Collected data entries

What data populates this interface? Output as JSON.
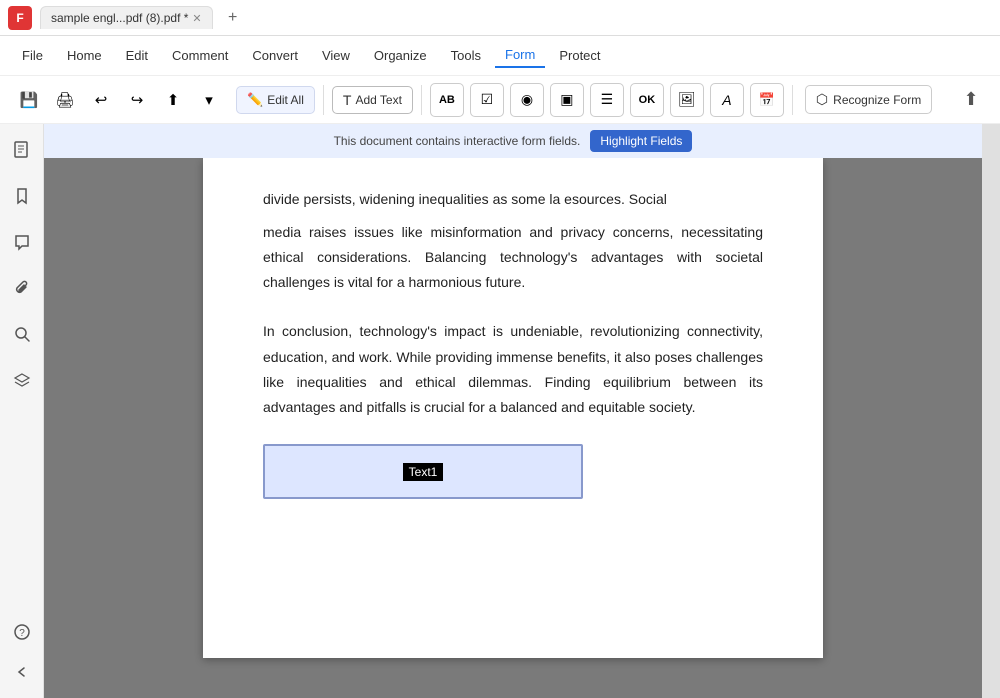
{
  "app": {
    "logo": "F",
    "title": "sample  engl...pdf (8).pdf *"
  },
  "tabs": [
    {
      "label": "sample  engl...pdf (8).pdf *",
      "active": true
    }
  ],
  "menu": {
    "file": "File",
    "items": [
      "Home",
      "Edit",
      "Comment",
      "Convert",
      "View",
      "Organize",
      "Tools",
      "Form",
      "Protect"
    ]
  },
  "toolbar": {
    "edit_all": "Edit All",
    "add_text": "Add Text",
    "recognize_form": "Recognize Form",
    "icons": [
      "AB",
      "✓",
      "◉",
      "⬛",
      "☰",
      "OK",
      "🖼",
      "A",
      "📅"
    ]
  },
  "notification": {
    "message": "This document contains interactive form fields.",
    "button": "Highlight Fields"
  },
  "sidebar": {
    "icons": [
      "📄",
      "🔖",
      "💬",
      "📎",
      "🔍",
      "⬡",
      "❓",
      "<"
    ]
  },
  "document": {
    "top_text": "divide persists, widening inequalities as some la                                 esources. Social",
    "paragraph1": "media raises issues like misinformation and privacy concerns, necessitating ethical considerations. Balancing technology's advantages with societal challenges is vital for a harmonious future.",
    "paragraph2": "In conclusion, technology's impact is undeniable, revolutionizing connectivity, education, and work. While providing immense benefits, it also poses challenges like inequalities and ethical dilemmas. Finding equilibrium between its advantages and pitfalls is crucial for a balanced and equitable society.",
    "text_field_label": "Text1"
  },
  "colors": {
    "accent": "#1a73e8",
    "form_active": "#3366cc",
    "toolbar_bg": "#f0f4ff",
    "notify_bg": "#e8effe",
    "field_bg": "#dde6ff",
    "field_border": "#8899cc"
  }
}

STATED PROBLEM: Your task is to copy the entries in full and exactly, without any images.

OUTPUT OF THE TASK:
What data populates this interface? Output as JSON.
{
  "app": {
    "logo": "F",
    "title": "sample  engl...pdf (8).pdf *"
  },
  "tabs": [
    {
      "label": "sample  engl...pdf (8).pdf *",
      "active": true
    }
  ],
  "menu": {
    "file": "File",
    "items": [
      "Home",
      "Edit",
      "Comment",
      "Convert",
      "View",
      "Organize",
      "Tools",
      "Form",
      "Protect"
    ]
  },
  "toolbar": {
    "edit_all": "Edit All",
    "add_text": "Add Text",
    "recognize_form": "Recognize Form",
    "icons": [
      "AB",
      "✓",
      "◉",
      "⬛",
      "☰",
      "OK",
      "🖼",
      "A",
      "📅"
    ]
  },
  "notification": {
    "message": "This document contains interactive form fields.",
    "button": "Highlight Fields"
  },
  "sidebar": {
    "icons": [
      "📄",
      "🔖",
      "💬",
      "📎",
      "🔍",
      "⬡",
      "❓",
      "<"
    ]
  },
  "document": {
    "top_text": "divide persists, widening inequalities as some la                                 esources. Social",
    "paragraph1": "media raises issues like misinformation and privacy concerns, necessitating ethical considerations. Balancing technology's advantages with societal challenges is vital for a harmonious future.",
    "paragraph2": "In conclusion, technology's impact is undeniable, revolutionizing connectivity, education, and work. While providing immense benefits, it also poses challenges like inequalities and ethical dilemmas. Finding equilibrium between its advantages and pitfalls is crucial for a balanced and equitable society.",
    "text_field_label": "Text1"
  },
  "colors": {
    "accent": "#1a73e8",
    "form_active": "#3366cc",
    "toolbar_bg": "#f0f4ff",
    "notify_bg": "#e8effe",
    "field_bg": "#dde6ff",
    "field_border": "#8899cc"
  }
}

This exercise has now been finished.